##### Source data
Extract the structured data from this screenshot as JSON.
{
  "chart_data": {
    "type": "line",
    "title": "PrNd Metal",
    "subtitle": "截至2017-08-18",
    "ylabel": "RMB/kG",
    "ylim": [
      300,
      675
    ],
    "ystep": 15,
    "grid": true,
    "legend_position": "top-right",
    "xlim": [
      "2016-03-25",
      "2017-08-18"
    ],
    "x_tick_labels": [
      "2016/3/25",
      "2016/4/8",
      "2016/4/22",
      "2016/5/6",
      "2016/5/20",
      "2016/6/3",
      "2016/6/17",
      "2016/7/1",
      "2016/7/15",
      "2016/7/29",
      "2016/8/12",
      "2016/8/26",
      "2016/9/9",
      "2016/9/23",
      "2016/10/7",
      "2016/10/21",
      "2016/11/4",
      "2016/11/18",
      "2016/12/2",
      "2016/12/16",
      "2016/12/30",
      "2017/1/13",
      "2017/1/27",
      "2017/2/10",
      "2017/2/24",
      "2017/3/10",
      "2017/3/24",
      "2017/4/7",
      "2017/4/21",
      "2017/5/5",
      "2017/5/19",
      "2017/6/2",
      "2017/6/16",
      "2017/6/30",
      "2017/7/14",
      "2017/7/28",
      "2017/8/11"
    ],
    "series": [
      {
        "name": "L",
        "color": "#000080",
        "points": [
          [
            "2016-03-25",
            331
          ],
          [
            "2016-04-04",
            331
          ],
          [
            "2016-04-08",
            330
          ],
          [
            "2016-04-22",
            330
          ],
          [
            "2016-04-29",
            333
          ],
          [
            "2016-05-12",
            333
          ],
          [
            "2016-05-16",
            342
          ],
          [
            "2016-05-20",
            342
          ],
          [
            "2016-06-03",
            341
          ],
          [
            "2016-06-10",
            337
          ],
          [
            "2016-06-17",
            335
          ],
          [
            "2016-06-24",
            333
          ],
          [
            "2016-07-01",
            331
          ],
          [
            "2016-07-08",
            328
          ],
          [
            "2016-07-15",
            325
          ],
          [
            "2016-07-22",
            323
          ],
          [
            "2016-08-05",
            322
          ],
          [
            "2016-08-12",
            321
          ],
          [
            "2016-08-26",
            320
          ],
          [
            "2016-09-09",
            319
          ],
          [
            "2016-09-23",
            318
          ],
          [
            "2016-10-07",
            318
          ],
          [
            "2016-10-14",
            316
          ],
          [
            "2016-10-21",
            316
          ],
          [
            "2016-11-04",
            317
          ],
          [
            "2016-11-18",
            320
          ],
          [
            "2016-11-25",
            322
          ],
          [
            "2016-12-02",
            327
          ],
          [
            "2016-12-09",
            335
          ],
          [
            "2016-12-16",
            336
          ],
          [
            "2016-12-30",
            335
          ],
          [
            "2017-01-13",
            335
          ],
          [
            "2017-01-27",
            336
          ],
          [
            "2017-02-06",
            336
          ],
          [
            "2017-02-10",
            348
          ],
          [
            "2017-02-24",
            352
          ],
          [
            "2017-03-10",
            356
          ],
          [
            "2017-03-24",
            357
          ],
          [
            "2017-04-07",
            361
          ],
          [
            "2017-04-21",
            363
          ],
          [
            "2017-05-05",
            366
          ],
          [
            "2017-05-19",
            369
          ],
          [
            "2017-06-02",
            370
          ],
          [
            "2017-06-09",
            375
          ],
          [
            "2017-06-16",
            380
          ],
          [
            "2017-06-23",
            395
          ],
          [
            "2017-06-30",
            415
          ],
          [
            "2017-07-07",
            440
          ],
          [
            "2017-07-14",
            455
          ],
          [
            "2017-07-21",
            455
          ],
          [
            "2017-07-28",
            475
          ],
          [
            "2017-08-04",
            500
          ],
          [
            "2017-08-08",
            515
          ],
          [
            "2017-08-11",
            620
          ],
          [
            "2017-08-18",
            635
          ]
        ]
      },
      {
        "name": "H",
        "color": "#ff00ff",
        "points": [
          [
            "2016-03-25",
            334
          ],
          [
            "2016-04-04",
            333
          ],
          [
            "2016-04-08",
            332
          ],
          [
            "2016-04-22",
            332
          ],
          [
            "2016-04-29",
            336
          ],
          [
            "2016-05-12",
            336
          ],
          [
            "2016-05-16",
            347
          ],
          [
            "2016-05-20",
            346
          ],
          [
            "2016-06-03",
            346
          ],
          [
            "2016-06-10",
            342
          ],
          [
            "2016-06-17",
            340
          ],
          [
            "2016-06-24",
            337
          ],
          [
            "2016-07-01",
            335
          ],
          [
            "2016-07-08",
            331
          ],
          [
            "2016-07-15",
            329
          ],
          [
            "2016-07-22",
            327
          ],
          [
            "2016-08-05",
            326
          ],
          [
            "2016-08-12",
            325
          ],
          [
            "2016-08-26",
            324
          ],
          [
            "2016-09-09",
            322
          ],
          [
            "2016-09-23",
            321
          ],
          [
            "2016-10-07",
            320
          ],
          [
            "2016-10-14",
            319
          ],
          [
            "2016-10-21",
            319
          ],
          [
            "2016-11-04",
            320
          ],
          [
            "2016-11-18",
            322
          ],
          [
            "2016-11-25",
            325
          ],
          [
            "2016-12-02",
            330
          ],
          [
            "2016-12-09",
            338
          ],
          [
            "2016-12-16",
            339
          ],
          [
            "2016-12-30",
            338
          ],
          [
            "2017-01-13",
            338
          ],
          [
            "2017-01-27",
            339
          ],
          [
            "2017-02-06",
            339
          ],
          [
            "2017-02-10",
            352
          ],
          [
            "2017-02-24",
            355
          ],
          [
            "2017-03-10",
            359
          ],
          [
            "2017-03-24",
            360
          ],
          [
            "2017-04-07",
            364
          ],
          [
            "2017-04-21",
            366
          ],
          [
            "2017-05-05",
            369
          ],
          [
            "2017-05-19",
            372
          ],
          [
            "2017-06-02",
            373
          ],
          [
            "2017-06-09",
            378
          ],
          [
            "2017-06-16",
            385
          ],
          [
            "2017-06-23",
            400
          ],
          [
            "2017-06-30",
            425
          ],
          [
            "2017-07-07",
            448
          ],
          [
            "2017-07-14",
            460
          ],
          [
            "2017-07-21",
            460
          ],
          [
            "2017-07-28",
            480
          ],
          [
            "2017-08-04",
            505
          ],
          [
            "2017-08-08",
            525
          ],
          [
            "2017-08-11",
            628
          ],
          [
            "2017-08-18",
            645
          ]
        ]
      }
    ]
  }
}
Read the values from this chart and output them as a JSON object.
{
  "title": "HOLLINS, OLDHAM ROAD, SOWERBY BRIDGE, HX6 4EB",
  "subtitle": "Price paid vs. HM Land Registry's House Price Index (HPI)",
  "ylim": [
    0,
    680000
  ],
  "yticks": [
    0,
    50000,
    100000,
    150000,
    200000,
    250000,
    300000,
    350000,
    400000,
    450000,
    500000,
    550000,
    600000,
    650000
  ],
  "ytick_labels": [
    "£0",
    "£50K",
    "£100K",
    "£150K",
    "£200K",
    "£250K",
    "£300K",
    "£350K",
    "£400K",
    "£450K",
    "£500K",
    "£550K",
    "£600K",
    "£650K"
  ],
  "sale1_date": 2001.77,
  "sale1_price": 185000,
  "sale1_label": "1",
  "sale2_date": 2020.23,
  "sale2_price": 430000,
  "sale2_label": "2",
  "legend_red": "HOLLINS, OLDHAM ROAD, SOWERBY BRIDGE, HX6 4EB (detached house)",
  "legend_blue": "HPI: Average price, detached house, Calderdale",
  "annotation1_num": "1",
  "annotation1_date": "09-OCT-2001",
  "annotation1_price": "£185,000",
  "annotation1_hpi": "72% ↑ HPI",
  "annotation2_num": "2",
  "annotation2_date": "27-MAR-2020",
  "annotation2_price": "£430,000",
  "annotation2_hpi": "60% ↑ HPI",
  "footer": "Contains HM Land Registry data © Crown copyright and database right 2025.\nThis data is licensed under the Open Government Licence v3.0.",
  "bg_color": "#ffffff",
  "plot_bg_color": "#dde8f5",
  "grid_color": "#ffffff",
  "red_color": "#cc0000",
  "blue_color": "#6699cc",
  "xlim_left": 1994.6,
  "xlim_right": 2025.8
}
##########
- _What to work on_: Determine how many lines of the listing above include the word "JSON", and report that number only.

- _Answer below_: 2